--- Start DATA FOR THE TASK ---

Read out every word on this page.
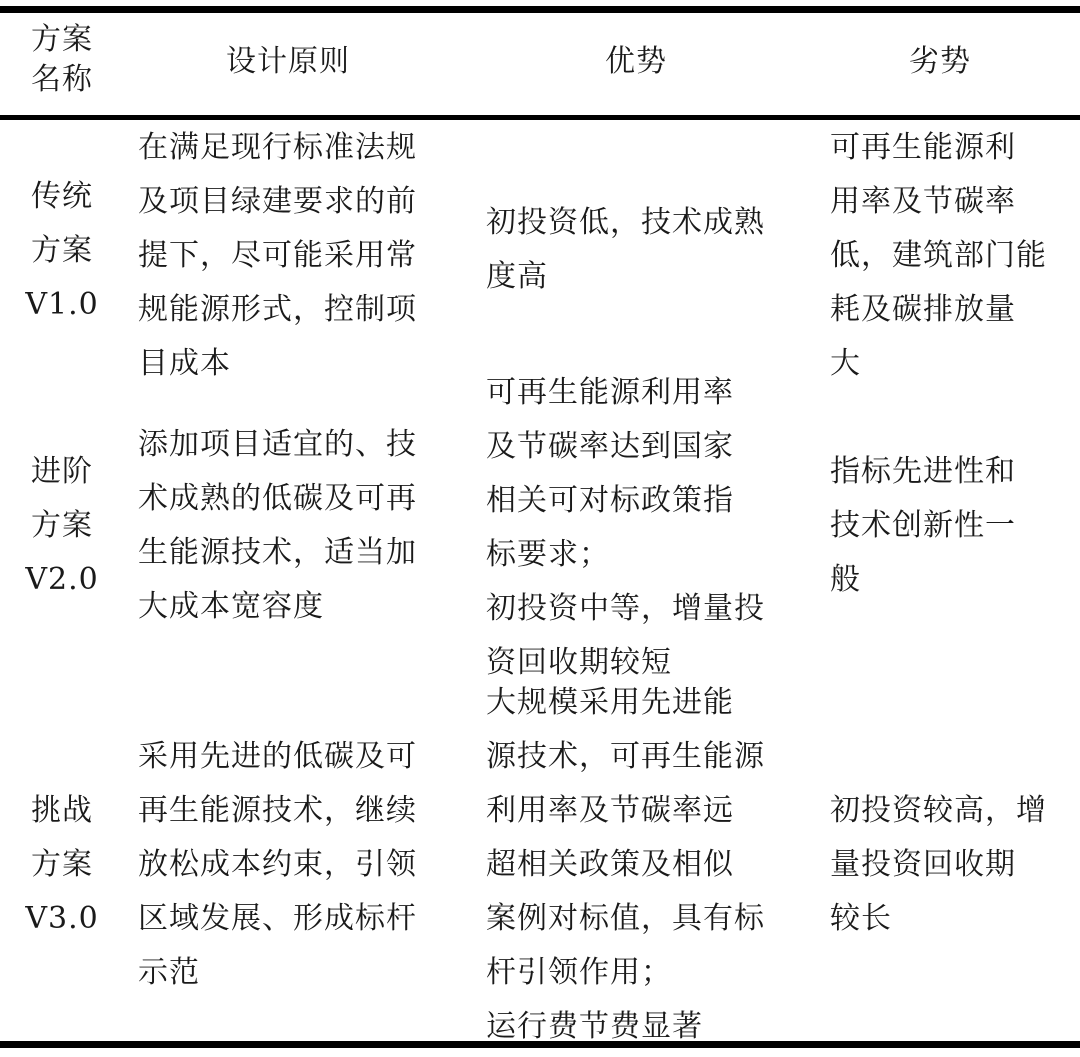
方案
名称
设计原则	优势	劣势
传统
方案
V1.0
在满足现行标准法规
及项目绿建要求的前
提下，尽可能采用常
规能源形式，控制项
目成本
初投资低，技术成熟
度高
可再生能源利
用率及节碳率
低，建筑部门能
耗及碳排放量
大
进阶
方案
V2.0
添加项目适宜的、技
术成熟的低碳及可再
生能源技术，适当加
大成本宽容度
可再生能源利用率
及节碳率达到国家
相关可对标政策指
标要求；
初投资中等，增量投
资回收期较短
指标先进性和
技术创新性一
般
挑战
方案
V3.0
采用先进的低碳及可
再生能源技术，继续
放松成本约束，引领
区域发展、形成标杆
示范
大规模采用先进能
源技术，可再生能源
利用率及节碳率远
超相关政策及相似
案例对标值，具有标
杆引领作用；
运行费节费显著
初投资较高，增
量投资回收期
较长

--- End DATA FOR THE TASK ---

EXERCISE DIRECTIONS: Can you retype every record above exactly, leaving out the pictures?

SOLUTION TO THIS TASK:
Read out every word on this page.
方案
名称
设计原则	优势	劣势
传统
方案
V1.0
在满足现行标准法规
及项目绿建要求的前
提下，尽可能采用常
规能源形式，控制项
目成本
初投资低，技术成熟
度高
可再生能源利
用率及节碳率
低，建筑部门能
耗及碳排放量
大
进阶
方案
V2.0
添加项目适宜的、技
术成熟的低碳及可再
生能源技术，适当加
大成本宽容度
可再生能源利用率
及节碳率达到国家
相关可对标政策指
标要求；
初投资中等，增量投
资回收期较短
指标先进性和
技术创新性一
般
挑战
方案
V3.0
采用先进的低碳及可
再生能源技术，继续
放松成本约束，引领
区域发展、形成标杆
示范
大规模采用先进能
源技术，可再生能源
利用率及节碳率远
超相关政策及相似
案例对标值，具有标
杆引领作用；
运行费节费显著
初投资较高，增
量投资回收期
较长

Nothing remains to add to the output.